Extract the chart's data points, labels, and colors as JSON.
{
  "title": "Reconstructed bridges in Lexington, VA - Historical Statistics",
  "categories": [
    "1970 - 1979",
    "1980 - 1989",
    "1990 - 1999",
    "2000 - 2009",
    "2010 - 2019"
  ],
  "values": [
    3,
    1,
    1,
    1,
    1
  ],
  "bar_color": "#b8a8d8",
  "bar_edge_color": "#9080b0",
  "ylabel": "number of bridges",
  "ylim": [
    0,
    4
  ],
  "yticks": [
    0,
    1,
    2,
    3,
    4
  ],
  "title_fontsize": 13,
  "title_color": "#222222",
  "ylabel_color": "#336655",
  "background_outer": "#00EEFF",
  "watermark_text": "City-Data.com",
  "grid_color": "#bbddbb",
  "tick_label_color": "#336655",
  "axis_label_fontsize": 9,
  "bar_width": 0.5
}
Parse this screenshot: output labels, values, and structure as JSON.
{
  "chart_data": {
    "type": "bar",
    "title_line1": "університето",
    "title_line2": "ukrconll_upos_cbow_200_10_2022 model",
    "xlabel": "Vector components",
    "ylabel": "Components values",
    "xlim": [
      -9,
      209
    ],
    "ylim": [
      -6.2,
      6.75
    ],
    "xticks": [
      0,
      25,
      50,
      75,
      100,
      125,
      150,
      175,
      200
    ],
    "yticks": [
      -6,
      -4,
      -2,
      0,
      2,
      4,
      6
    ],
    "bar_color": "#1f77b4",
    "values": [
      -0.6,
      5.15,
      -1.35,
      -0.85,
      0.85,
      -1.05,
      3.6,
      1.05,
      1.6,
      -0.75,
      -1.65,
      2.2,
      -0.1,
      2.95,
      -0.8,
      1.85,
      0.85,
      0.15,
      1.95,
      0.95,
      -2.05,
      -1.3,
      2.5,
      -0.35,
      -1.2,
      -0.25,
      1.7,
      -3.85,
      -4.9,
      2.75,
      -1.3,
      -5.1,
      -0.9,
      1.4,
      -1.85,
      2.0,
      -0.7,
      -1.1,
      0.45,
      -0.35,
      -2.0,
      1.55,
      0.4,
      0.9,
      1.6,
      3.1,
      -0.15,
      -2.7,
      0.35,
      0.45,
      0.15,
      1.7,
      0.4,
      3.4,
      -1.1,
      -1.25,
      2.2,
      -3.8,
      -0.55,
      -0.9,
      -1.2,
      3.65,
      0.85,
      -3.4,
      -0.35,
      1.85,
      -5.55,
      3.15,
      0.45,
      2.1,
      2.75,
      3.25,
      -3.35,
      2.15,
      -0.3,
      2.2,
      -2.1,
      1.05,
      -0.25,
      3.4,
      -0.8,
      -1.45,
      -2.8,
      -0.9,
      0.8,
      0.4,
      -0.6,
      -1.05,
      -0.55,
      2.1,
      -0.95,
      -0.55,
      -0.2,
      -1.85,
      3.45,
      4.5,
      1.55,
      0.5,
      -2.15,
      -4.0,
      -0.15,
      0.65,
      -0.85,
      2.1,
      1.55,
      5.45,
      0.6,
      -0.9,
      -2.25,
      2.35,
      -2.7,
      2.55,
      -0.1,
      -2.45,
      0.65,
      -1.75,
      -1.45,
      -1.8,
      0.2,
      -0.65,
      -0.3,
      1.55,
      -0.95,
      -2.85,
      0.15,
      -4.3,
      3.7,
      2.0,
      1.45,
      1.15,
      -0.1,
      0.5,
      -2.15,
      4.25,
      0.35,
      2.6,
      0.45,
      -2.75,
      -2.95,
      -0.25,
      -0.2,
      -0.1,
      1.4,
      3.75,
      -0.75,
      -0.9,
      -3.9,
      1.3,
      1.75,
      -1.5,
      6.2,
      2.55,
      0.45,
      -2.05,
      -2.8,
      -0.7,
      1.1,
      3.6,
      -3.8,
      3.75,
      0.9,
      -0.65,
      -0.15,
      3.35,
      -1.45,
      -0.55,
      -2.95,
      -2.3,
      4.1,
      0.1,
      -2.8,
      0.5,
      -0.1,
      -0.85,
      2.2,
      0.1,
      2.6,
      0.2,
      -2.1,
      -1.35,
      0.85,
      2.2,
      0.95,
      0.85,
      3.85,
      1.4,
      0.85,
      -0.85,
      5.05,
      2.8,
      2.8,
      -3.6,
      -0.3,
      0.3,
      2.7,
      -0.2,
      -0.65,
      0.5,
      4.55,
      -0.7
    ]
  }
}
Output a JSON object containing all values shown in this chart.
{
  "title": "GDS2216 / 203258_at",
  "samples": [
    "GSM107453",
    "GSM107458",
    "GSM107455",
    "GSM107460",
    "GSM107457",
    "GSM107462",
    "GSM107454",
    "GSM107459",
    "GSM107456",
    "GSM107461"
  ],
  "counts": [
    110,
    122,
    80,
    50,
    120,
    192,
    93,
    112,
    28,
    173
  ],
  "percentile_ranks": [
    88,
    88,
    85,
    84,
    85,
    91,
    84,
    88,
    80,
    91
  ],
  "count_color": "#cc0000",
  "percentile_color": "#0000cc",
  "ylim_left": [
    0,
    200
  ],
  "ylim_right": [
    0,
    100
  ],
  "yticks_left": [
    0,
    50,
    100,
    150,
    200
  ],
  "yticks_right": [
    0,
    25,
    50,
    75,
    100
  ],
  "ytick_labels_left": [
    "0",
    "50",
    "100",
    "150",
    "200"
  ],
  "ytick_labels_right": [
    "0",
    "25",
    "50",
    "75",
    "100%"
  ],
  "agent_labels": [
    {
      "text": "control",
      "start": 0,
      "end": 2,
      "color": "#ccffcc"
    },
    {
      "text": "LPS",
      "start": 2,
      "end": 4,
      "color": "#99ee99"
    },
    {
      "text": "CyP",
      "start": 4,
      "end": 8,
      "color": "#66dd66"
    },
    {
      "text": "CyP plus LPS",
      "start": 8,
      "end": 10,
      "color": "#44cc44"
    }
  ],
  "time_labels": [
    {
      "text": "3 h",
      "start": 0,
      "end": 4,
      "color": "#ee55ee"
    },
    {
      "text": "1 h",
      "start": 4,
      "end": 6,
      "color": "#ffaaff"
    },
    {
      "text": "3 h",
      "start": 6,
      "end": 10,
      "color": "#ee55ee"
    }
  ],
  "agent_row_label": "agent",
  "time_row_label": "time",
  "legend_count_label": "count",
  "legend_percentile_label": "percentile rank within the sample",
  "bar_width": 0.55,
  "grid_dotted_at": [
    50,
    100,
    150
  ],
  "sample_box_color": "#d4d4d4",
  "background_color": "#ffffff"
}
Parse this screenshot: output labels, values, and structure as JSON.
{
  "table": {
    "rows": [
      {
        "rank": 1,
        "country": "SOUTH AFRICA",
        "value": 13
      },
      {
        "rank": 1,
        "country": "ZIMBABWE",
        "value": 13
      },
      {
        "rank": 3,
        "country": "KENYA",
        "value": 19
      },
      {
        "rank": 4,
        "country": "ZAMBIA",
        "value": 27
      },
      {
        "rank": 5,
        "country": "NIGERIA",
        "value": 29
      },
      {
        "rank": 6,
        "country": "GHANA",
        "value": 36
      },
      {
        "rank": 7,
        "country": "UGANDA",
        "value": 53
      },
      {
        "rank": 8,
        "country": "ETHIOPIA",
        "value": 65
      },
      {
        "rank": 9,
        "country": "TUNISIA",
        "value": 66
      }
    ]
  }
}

[Exercise directions]: Print the material verbatim, all of it.

[Result of this task]:
Extract the chart's data points, labels, and colors as JSON.
{
  "title": "Reconstructed bridges in Lexington, VA - Historical Statistics",
  "categories": [
    "1970 - 1979",
    "1980 - 1989",
    "1990 - 1999",
    "2000 - 2009",
    "2010 - 2019"
  ],
  "values": [
    3,
    1,
    1,
    1,
    1
  ],
  "bar_color": "#b8a8d8",
  "bar_edge_color": "#9080b0",
  "ylabel": "number of bridges",
  "ylim": [
    0,
    4
  ],
  "yticks": [
    0,
    1,
    2,
    3,
    4
  ],
  "title_fontsize": 13,
  "title_color": "#222222",
  "ylabel_color": "#336655",
  "background_outer": "#00EEFF",
  "watermark_text": "City-Data.com",
  "grid_color": "#bbddbb",
  "tick_label_color": "#336655",
  "axis_label_fontsize": 9,
  "bar_width": 0.5
}
Parse this screenshot: output labels, values, and structure as JSON.
{
  "chart_data": {
    "type": "bar",
    "title_line1": "університето",
    "title_line2": "ukrconll_upos_cbow_200_10_2022 model",
    "xlabel": "Vector components",
    "ylabel": "Components values",
    "xlim": [
      -9,
      209
    ],
    "ylim": [
      -6.2,
      6.75
    ],
    "xticks": [
      0,
      25,
      50,
      75,
      100,
      125,
      150,
      175,
      200
    ],
    "yticks": [
      -6,
      -4,
      -2,
      0,
      2,
      4,
      6
    ],
    "bar_color": "#1f77b4",
    "values": [
      -0.6,
      5.15,
      -1.35,
      -0.85,
      0.85,
      -1.05,
      3.6,
      1.05,
      1.6,
      -0.75,
      -1.65,
      2.2,
      -0.1,
      2.95,
      -0.8,
      1.85,
      0.85,
      0.15,
      1.95,
      0.95,
      -2.05,
      -1.3,
      2.5,
      -0.35,
      -1.2,
      -0.25,
      1.7,
      -3.85,
      -4.9,
      2.75,
      -1.3,
      -5.1,
      -0.9,
      1.4,
      -1.85,
      2.0,
      -0.7,
      -1.1,
      0.45,
      -0.35,
      -2.0,
      1.55,
      0.4,
      0.9,
      1.6,
      3.1,
      -0.15,
      -2.7,
      0.35,
      0.45,
      0.15,
      1.7,
      0.4,
      3.4,
      -1.1,
      -1.25,
      2.2,
      -3.8,
      -0.55,
      -0.9,
      -1.2,
      3.65,
      0.85,
      -3.4,
      -0.35,
      1.85,
      -5.55,
      3.15,
      0.45,
      2.1,
      2.75,
      3.25,
      -3.35,
      2.15,
      -0.3,
      2.2,
      -2.1,
      1.05,
      -0.25,
      3.4,
      -0.8,
      -1.45,
      -2.8,
      -0.9,
      0.8,
      0.4,
      -0.6,
      -1.05,
      -0.55,
      2.1,
      -0.95,
      -0.55,
      -0.2,
      -1.85,
      3.45,
      4.5,
      1.55,
      0.5,
      -2.15,
      -4.0,
      -0.15,
      0.65,
      -0.85,
      2.1,
      1.55,
      5.45,
      0.6,
      -0.9,
      -2.25,
      2.35,
      -2.7,
      2.55,
      -0.1,
      -2.45,
      0.65,
      -1.75,
      -1.45,
      -1.8,
      0.2,
      -0.65,
      -0.3,
      1.55,
      -0.95,
      -2.85,
      0.15,
      -4.3,
      3.7,
      2.0,
      1.45,
      1.15,
      -0.1,
      0.5,
      -2.15,
      4.25,
      0.35,
      2.6,
      0.45,
      -2.75,
      -2.95,
      -0.25,
      -0.2,
      -0.1,
      1.4,
      3.75,
      -0.75,
      -0.9,
      -3.9,
      1.3,
      1.75,
      -1.5,
      6.2,
      2.55,
      0.45,
      -2.05,
      -2.8,
      -0.7,
      1.1,
      3.6,
      -3.8,
      3.75,
      0.9,
      -0.65,
      -0.15,
      3.35,
      -1.45,
      -0.55,
      -2.95,
      -2.3,
      4.1,
      0.1,
      -2.8,
      0.5,
      -0.1,
      -0.85,
      2.2,
      0.1,
      2.6,
      0.2,
      -2.1,
      -1.35,
      0.85,
      2.2,
      0.95,
      0.85,
      3.85,
      1.4,
      0.85,
      -0.85,
      5.05,
      2.8,
      2.8,
      -3.6,
      -0.3,
      0.3,
      2.7,
      -0.2,
      -0.65,
      0.5,
      4.55,
      -0.7
    ]
  }
}
Output a JSON object containing all values shown in this chart.
{
  "title": "GDS2216 / 203258_at",
  "samples": [
    "GSM107453",
    "GSM107458",
    "GSM107455",
    "GSM107460",
    "GSM107457",
    "GSM107462",
    "GSM107454",
    "GSM107459",
    "GSM107456",
    "GSM107461"
  ],
  "counts": [
    110,
    122,
    80,
    50,
    120,
    192,
    93,
    112,
    28,
    173
  ],
  "percentile_ranks": [
    88,
    88,
    85,
    84,
    85,
    91,
    84,
    88,
    80,
    91
  ],
  "count_color": "#cc0000",
  "percentile_color": "#0000cc",
  "ylim_left": [
    0,
    200
  ],
  "ylim_right": [
    0,
    100
  ],
  "yticks_left": [
    0,
    50,
    100,
    150,
    200
  ],
  "yticks_right": [
    0,
    25,
    50,
    75,
    100
  ],
  "ytick_labels_left": [
    "0",
    "50",
    "100",
    "150",
    "200"
  ],
  "ytick_labels_right": [
    "0",
    "25",
    "50",
    "75",
    "100%"
  ],
  "agent_labels": [
    {
      "text": "control",
      "start": 0,
      "end": 2,
      "color": "#ccffcc"
    },
    {
      "text": "LPS",
      "start": 2,
      "end": 4,
      "color": "#99ee99"
    },
    {
      "text": "CyP",
      "start": 4,
      "end": 8,
      "color": "#66dd66"
    },
    {
      "text": "CyP plus LPS",
      "start": 8,
      "end": 10,
      "color": "#44cc44"
    }
  ],
  "time_labels": [
    {
      "text": "3 h",
      "start": 0,
      "end": 4,
      "color": "#ee55ee"
    },
    {
      "text": "1 h",
      "start": 4,
      "end": 6,
      "color": "#ffaaff"
    },
    {
      "text": "3 h",
      "start": 6,
      "end": 10,
      "color": "#ee55ee"
    }
  ],
  "agent_row_label": "agent",
  "time_row_label": "time",
  "legend_count_label": "count",
  "legend_percentile_label": "percentile rank within the sample",
  "bar_width": 0.55,
  "grid_dotted_at": [
    50,
    100,
    150
  ],
  "sample_box_color": "#d4d4d4",
  "background_color": "#ffffff"
}
Parse this screenshot: output labels, values, and structure as JSON.
{
  "table": {
    "rows": [
      {
        "rank": 1,
        "country": "SOUTH AFRICA",
        "value": 13
      },
      {
        "rank": 1,
        "country": "ZIMBABWE",
        "value": 13
      },
      {
        "rank": 3,
        "country": "KENYA",
        "value": 19
      },
      {
        "rank": 4,
        "country": "ZAMBIA",
        "value": 27
      },
      {
        "rank": 5,
        "country": "NIGERIA",
        "value": 29
      },
      {
        "rank": 6,
        "country": "GHANA",
        "value": 36
      },
      {
        "rank": 7,
        "country": "UGANDA",
        "value": 53
      },
      {
        "rank": 8,
        "country": "ETHIOPIA",
        "value": 65
      },
      {
        "rank": 9,
        "country": "TUNISIA",
        "value": 66
      }
    ]
  }
}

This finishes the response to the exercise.